[BRIEF]
Copy each line below that includes "Zamknout".

:: DATA ROWS

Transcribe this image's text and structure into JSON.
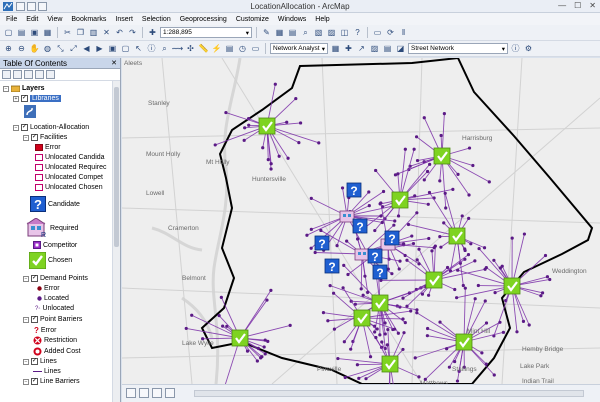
{
  "window": {
    "title": "LocationAllocation - ArcMap",
    "controls": [
      "—",
      "☐",
      "✕"
    ]
  },
  "menu": [
    "File",
    "Edit",
    "View",
    "Bookmarks",
    "Insert",
    "Selection",
    "Geoprocessing",
    "Customize",
    "Windows",
    "Help"
  ],
  "toolbar": {
    "scale_value": "1:288,895",
    "network_analyst_label": "Network Analyst",
    "network_dataset_value": "Street Network"
  },
  "toc": {
    "title": "Table Of Contents",
    "close_glyph": "✕",
    "layers_label": "Layers",
    "libraries_label": "Libraries",
    "group_label": "Location-Allocation",
    "facilities_label": "Facilities",
    "facility_items": [
      "Error",
      "Unlocated Candida",
      "Unlocated Requirec",
      "Unlocated Compet",
      "Unlocated Chosen"
    ],
    "candidate_label": "Candidate",
    "required_label": "Required",
    "competitor_label": "Competitor",
    "chosen_label": "Chosen",
    "demand_label": "Demand Points",
    "demand_items": [
      "Error",
      "Located",
      "Unlocated"
    ],
    "barriers_label": "Point Barriers",
    "barrier_items": [
      "Restriction",
      "Added Cost"
    ],
    "lines_label": "Lines",
    "lines_item": "Lines",
    "line_barriers_label": "Line Barriers"
  },
  "map": {
    "place_labels": [
      "Aleets",
      "Stanley",
      "Mount Holly",
      "Mt Holly",
      "Lowell",
      "Cramerton",
      "Belmont",
      "Huntersville",
      "Harrisburg",
      "Mint Hill",
      "Pineville",
      "Matthews",
      "Lake Wylie",
      "Stallings",
      "Hemby Bridge",
      "Lake Park",
      "Indian Trail",
      "Weddington"
    ],
    "colors": {
      "allocation_lines": "#7b2fa8",
      "demand_points": "#5b1a86",
      "chosen": "#7ed321",
      "candidate": "#1f5fd1",
      "boundary": "#000000",
      "water": "#d6d6d6"
    }
  }
}
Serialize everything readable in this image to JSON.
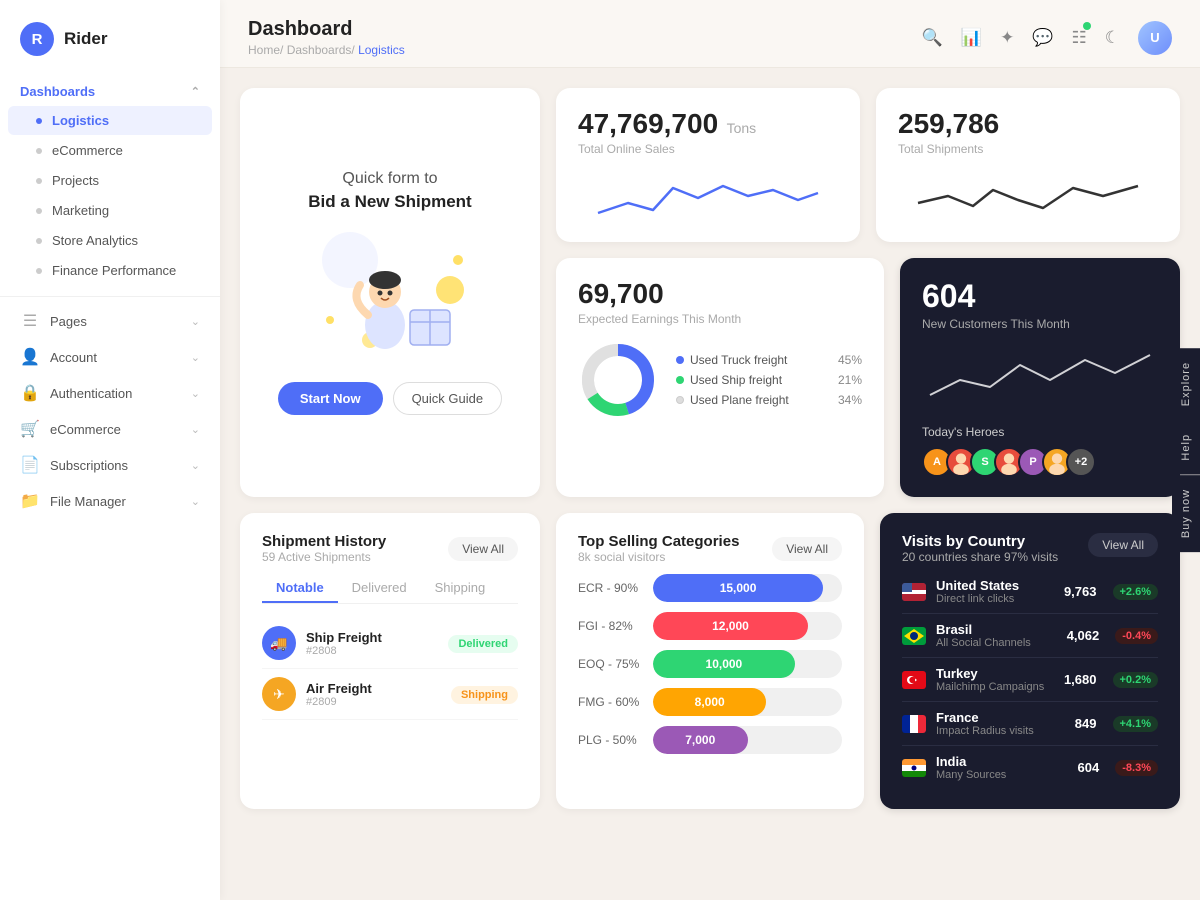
{
  "app": {
    "logo_letter": "R",
    "logo_name": "Rider"
  },
  "sidebar": {
    "dashboards_label": "Dashboards",
    "items": [
      {
        "label": "Logistics",
        "active": true
      },
      {
        "label": "eCommerce",
        "active": false
      },
      {
        "label": "Projects",
        "active": false
      },
      {
        "label": "Marketing",
        "active": false
      },
      {
        "label": "Store Analytics",
        "active": false
      },
      {
        "label": "Finance Performance",
        "active": false
      }
    ],
    "pages_label": "Pages",
    "account_label": "Account",
    "authentication_label": "Authentication",
    "ecommerce_label": "eCommerce",
    "subscriptions_label": "Subscriptions",
    "file_manager_label": "File Manager"
  },
  "header": {
    "title": "Dashboard",
    "breadcrumb": [
      "Home/",
      "Dashboards/",
      "Logistics"
    ]
  },
  "promo": {
    "subtitle": "Quick form to",
    "title": "Bid a New Shipment",
    "start_btn": "Start Now",
    "guide_btn": "Quick Guide"
  },
  "stats": [
    {
      "number": "47,769,700",
      "unit": "Tons",
      "label": "Total Online Sales"
    },
    {
      "number": "259,786",
      "unit": "",
      "label": "Total Shipments"
    }
  ],
  "donut": {
    "number": "69,700",
    "label": "Expected Earnings This Month",
    "segments": [
      {
        "name": "Used Truck freight",
        "pct": "45%",
        "color": "#4f6ef7"
      },
      {
        "name": "Used Ship freight",
        "pct": "21%",
        "color": "#2ed573"
      },
      {
        "name": "Used Plane freight",
        "pct": "34%",
        "color": "#ddd"
      }
    ]
  },
  "hero": {
    "number": "604",
    "label": "New Customers This Month",
    "avatars_label": "Today's Heroes",
    "avatars": [
      {
        "letter": "A",
        "color": "#f7931a"
      },
      {
        "letter": "",
        "color": "#e74c3c"
      },
      {
        "letter": "S",
        "color": "#2ed573"
      },
      {
        "letter": "",
        "color": "#e74c3c"
      },
      {
        "letter": "P",
        "color": "#9b59b6"
      },
      {
        "letter": "",
        "color": "#f5a623"
      },
      {
        "letter": "+2",
        "color": "#555"
      }
    ]
  },
  "shipment": {
    "title": "Shipment History",
    "subtitle": "59 Active Shipments",
    "view_all": "View All",
    "tabs": [
      "Notable",
      "Delivered",
      "Shipping"
    ],
    "items": [
      {
        "name": "Ship Freight",
        "id": "2808",
        "status": "Delivered",
        "status_type": "delivered"
      },
      {
        "name": "Air Freight",
        "id": "2809",
        "status": "Shipping",
        "status_type": "shipping"
      }
    ]
  },
  "selling": {
    "title": "Top Selling Categories",
    "subtitle": "8k social visitors",
    "view_all": "View All",
    "bars": [
      {
        "label": "ECR - 90%",
        "value": 15000,
        "display": "15,000",
        "color": "#4f6ef7",
        "width": "90%"
      },
      {
        "label": "FGI - 82%",
        "value": 12000,
        "display": "12,000",
        "color": "#ff4757",
        "width": "82%"
      },
      {
        "label": "EOQ - 75%",
        "value": 10000,
        "display": "10,000",
        "color": "#2ed573",
        "width": "75%"
      },
      {
        "label": "FMG - 60%",
        "value": 8000,
        "display": "8,000",
        "color": "#ffa502",
        "width": "60%"
      },
      {
        "label": "PLG - 50%",
        "value": 7000,
        "display": "7,000",
        "color": "#9b59b6",
        "width": "50%"
      }
    ]
  },
  "visits": {
    "title": "Visits by Country",
    "subtitle": "20 countries share 97% visits",
    "view_all": "View All",
    "countries": [
      {
        "name": "United States",
        "sub": "Direct link clicks",
        "visits": "9,763",
        "change": "+2.6%",
        "up": true,
        "flag_color": "#3c5a99"
      },
      {
        "name": "Brasil",
        "sub": "All Social Channels",
        "visits": "4,062",
        "change": "-0.4%",
        "up": false,
        "flag_color": "#009c3b"
      },
      {
        "name": "Turkey",
        "sub": "Mailchimp Campaigns",
        "visits": "1,680",
        "change": "+0.2%",
        "up": true,
        "flag_color": "#e30a17"
      },
      {
        "name": "France",
        "sub": "Impact Radius visits",
        "visits": "849",
        "change": "+4.1%",
        "up": true,
        "flag_color": "#002395"
      },
      {
        "name": "India",
        "sub": "Many Sources",
        "visits": "604",
        "change": "-8.3%",
        "up": false,
        "flag_color": "#ff9933"
      }
    ]
  },
  "side_buttons": [
    "Explore",
    "Help",
    "Buy now"
  ],
  "colors": {
    "primary": "#4f6ef7",
    "dark_bg": "#1a1c2e",
    "success": "#2ed573",
    "danger": "#ff4757"
  }
}
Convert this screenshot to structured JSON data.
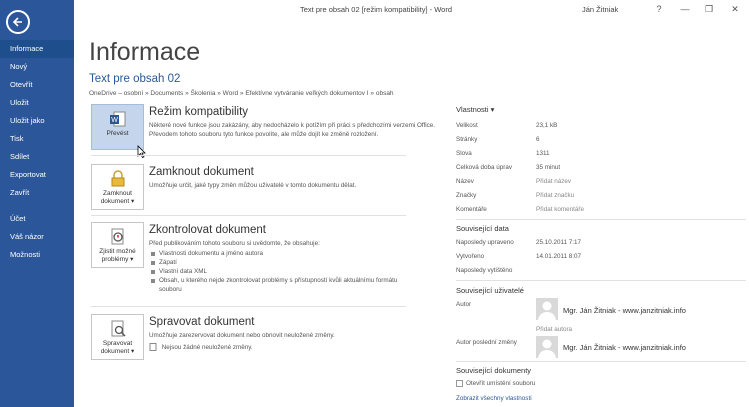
{
  "window": {
    "title": "Text pre obsah 02 [režim kompatibility] - Word",
    "user": "Ján Žitniak",
    "controls": [
      "?",
      "—",
      "❐",
      "✕"
    ]
  },
  "sidebar": {
    "items": [
      {
        "label": "Informace",
        "active": true
      },
      {
        "label": "Nový"
      },
      {
        "label": "Otevřít"
      },
      {
        "label": "Uložit"
      },
      {
        "label": "Uložit jako"
      },
      {
        "label": "Tisk"
      },
      {
        "label": "Sdílet"
      },
      {
        "label": "Exportovat"
      },
      {
        "label": "Zavřít"
      }
    ],
    "bottom_items": [
      {
        "label": "Účet"
      },
      {
        "label": "Váš názor"
      },
      {
        "label": "Možnosti"
      }
    ]
  },
  "main": {
    "title": "Informace",
    "doc_title": "Text pre obsah 02",
    "breadcrumb": "OneDrive – osobní » Documents » Školenia » Word » Efektívne vytváranie veľkých dokumentov I » obsah"
  },
  "sections": {
    "compat": {
      "button": "Převést",
      "heading": "Režim kompatibility",
      "text": "Některé nové funkce jsou zakázány, aby nedocházelo k potížím při práci s předchozími verzemi Office. Převodem tohoto souboru tyto funkce povolíte, ale může dojít ke změně rozložení."
    },
    "protect": {
      "button_line1": "Zamknout",
      "button_line2": "dokument ▾",
      "heading": "Zamknout dokument",
      "text": "Umožňuje určit, jaké typy změn můžou uživatelé v tomto dokumentu dělat."
    },
    "inspect": {
      "button_line1": "Zjistit možné",
      "button_line2": "problémy ▾",
      "heading": "Zkontrolovat dokument",
      "text": "Před publikováním tohoto souboru si uvědomte, že obsahuje:",
      "bullets": [
        "Vlastnosti dokumentu a jméno autora",
        "Zápatí",
        "Vlastní data XML",
        "Obsah, u kterého nejde zkontrolovat problémy s přístupností kvůli aktuálnímu formátu souboru"
      ]
    },
    "manage": {
      "button_line1": "Spravovat",
      "button_line2": "dokument ▾",
      "heading": "Spravovat dokument",
      "text": "Umožňuje zarezervovat dokument nebo obnovit neuložené změny.",
      "note": "Nejsou žádné neuložené změny."
    }
  },
  "properties": {
    "heading": "Vlastnosti ▾",
    "rows": [
      {
        "label": "Velikost",
        "value": "23,1 kB"
      },
      {
        "label": "Stránky",
        "value": "6"
      },
      {
        "label": "Slova",
        "value": "1311"
      },
      {
        "label": "Celková doba úprav",
        "value": "35 minut"
      },
      {
        "label": "Název",
        "value": "Přidat název"
      },
      {
        "label": "Značky",
        "value": "Přidat značku"
      },
      {
        "label": "Komentáře",
        "value": "Přidat komentáře"
      }
    ],
    "dates_heading": "Související data",
    "dates": [
      {
        "label": "Naposledy upraveno",
        "value": "25.10.2011 7:17"
      },
      {
        "label": "Vytvořeno",
        "value": "14.01.2011 8:07"
      },
      {
        "label": "Naposledy vytištěno",
        "value": ""
      }
    ],
    "users_heading": "Související uživatelé",
    "author_label": "Autor",
    "author_name": "Mgr. Ján Žitniak - www.janzitniak.info",
    "add_author": "Přidat autora",
    "last_author_label": "Autor poslední změny",
    "last_author_name": "Mgr. Ján Žitniak - www.janzitniak.info",
    "docs_heading": "Související dokumenty",
    "open_location": "Otevřít umístění souboru",
    "show_all": "Zobrazit všechny vlastnosti"
  },
  "colors": {
    "accent": "#2b579a",
    "sidebar_active": "#1e4e8c",
    "selected_button": "#c5d6ec"
  }
}
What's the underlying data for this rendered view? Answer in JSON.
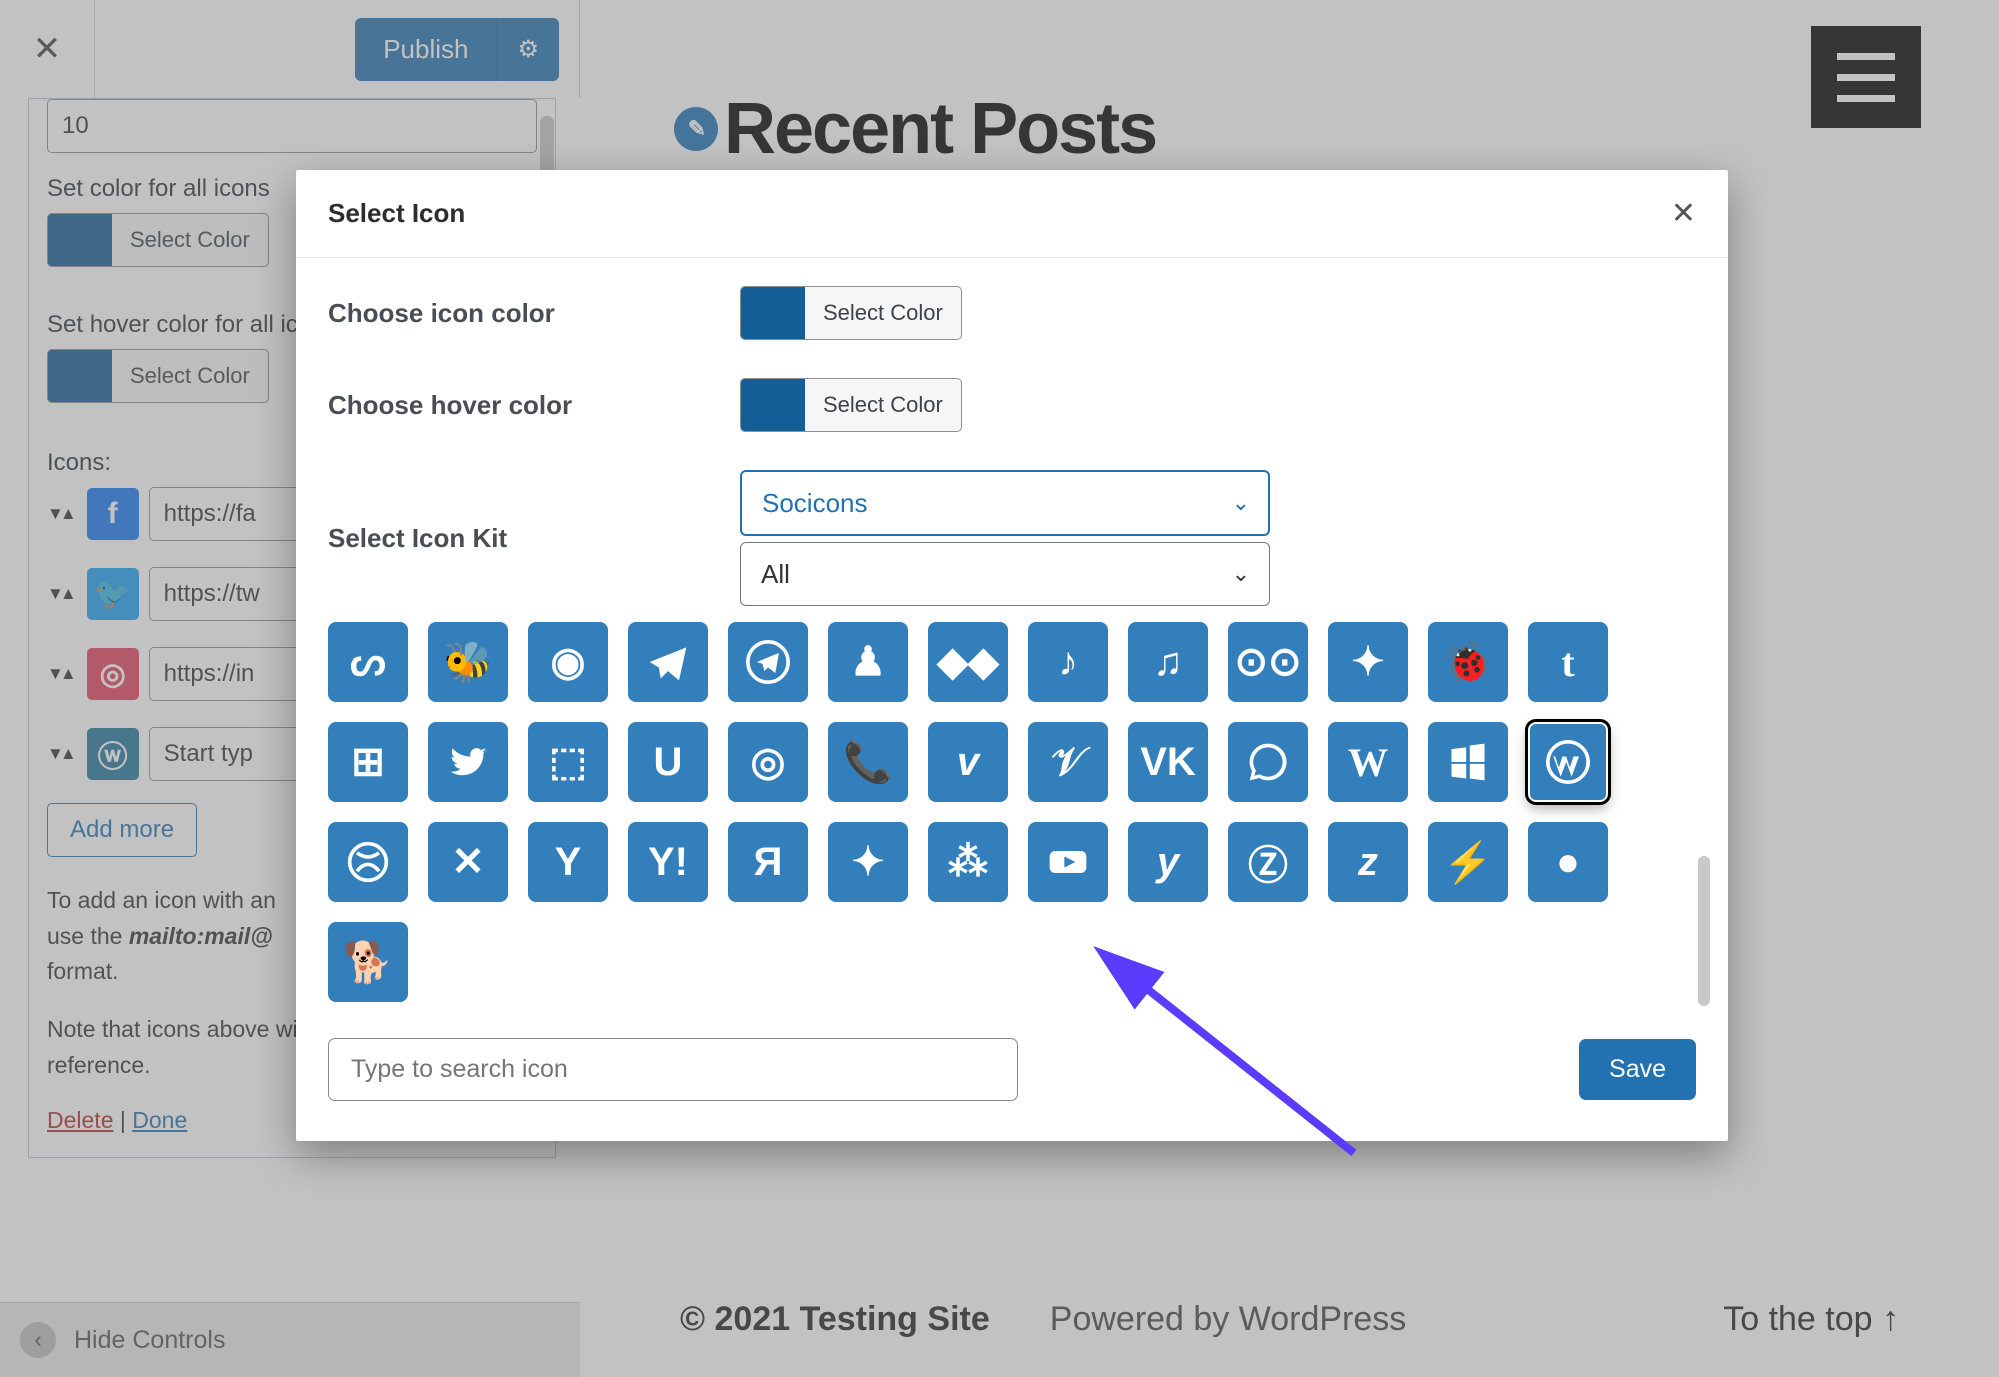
{
  "customizer": {
    "publish_label": "Publish",
    "number_value": "10",
    "color_label": "Set color for all icons",
    "hover_color_label": "Set hover color for all icons",
    "select_color": "Select Color",
    "icons_label": "Icons:",
    "icons": [
      {
        "url": "https://fa",
        "color": "#1877f2",
        "name": "facebook-icon"
      },
      {
        "url": "https://tw",
        "color": "#1da1f2",
        "name": "twitter-icon"
      },
      {
        "url": "https://in",
        "color": "#e4405f",
        "name": "instagram-icon"
      },
      {
        "url": "Start typ",
        "color": "#21759b",
        "name": "wordpress-icon"
      }
    ],
    "add_more": "Add more",
    "help_1_a": "To add an icon with an",
    "help_1_b": "use the ",
    "help_mailto": "mailto:mail@",
    "help_1_c": " format.",
    "help_2": "Note that icons above will look on front-end. reference.",
    "delete": "Delete",
    "done": "Done",
    "hide_controls": "Hide Controls"
  },
  "preview": {
    "title": "Recent Posts",
    "copyright": "© 2021 Testing Site",
    "powered": "Powered by WordPress",
    "to_top": "To the top ↑"
  },
  "modal": {
    "title": "Select Icon",
    "choose_color": "Choose icon color",
    "choose_hover": "Choose hover color",
    "select_kit": "Select Icon Kit",
    "kit_value": "Socicons",
    "kit_filter": "All",
    "select_color": "Select Color",
    "search_placeholder": "Type to search icon",
    "save": "Save",
    "tiles": [
      "stumbleupon",
      "swarm",
      "imessage",
      "telegram",
      "telegram-circle",
      "thumb",
      "tidal",
      "tiktok",
      "tiktok-alt",
      "tripadvisor",
      "sparkle",
      "bug",
      "tumblr",
      "tunein",
      "twitter",
      "unsplash",
      "upwork",
      "target",
      "viber",
      "vimeo",
      "vine",
      "vk",
      "whatsapp",
      "wikipedia",
      "windows",
      "wordpress",
      "xbox",
      "xing",
      "yahoo",
      "yahoo-alt",
      "yandex",
      "sparkle-alt",
      "yelp",
      "youtube",
      "yummly",
      "zazzle",
      "zerply",
      "zillow",
      "zomato",
      "zynga"
    ],
    "selected_tile": "wordpress"
  }
}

::::

[ANSWER]
      "button_line1": "Zamknout",
      "heading": "Zamknout dokument",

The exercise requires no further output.